**To be done:** Every entry must be echoed exactly.

Some records:
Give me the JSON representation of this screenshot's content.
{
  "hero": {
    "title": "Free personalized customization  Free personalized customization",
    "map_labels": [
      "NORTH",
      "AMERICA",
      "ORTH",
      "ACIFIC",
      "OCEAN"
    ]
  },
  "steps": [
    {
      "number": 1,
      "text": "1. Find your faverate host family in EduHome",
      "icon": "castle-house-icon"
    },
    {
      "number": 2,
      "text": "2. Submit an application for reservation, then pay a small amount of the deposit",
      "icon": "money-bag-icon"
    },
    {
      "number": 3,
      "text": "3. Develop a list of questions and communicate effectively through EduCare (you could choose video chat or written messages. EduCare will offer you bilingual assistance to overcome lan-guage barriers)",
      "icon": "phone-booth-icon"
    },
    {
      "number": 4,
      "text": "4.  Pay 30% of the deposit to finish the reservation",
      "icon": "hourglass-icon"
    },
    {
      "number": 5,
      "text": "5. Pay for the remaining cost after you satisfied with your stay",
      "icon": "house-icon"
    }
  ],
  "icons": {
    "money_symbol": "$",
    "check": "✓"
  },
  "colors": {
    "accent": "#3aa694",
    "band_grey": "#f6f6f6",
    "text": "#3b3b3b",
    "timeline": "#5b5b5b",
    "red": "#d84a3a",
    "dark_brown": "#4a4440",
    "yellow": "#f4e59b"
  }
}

**Correct response:**
Give me the JSON representation of this screenshot's content.
{
  "hero": {
    "title": "Free personalized customization  Free personalized customization",
    "map_labels": [
      "NORTH",
      "AMERICA",
      "ORTH",
      "ACIFIC",
      "OCEAN"
    ]
  },
  "steps": [
    {
      "number": 1,
      "text": "1. Find your faverate host family in EduHome",
      "icon": "castle-house-icon"
    },
    {
      "number": 2,
      "text": "2. Submit an application for reservation, then pay a small amount of the deposit",
      "icon": "money-bag-icon"
    },
    {
      "number": 3,
      "text": "3. Develop a list of questions and communicate effectively through EduCare (you could choose video chat or written messages. EduCare will offer you bilingual assistance to overcome lan-guage barriers)",
      "icon": "phone-booth-icon"
    },
    {
      "number": 4,
      "text": "4.  Pay 30% of the deposit to finish the reservation",
      "icon": "hourglass-icon"
    },
    {
      "number": 5,
      "text": "5. Pay for the remaining cost after you satisfied with your stay",
      "icon": "house-icon"
    }
  ],
  "icons": {
    "money_symbol": "$",
    "check": "✓"
  },
  "colors": {
    "accent": "#3aa694",
    "band_grey": "#f6f6f6",
    "text": "#3b3b3b",
    "timeline": "#5b5b5b",
    "red": "#d84a3a",
    "dark_brown": "#4a4440",
    "yellow": "#f4e59b"
  }
}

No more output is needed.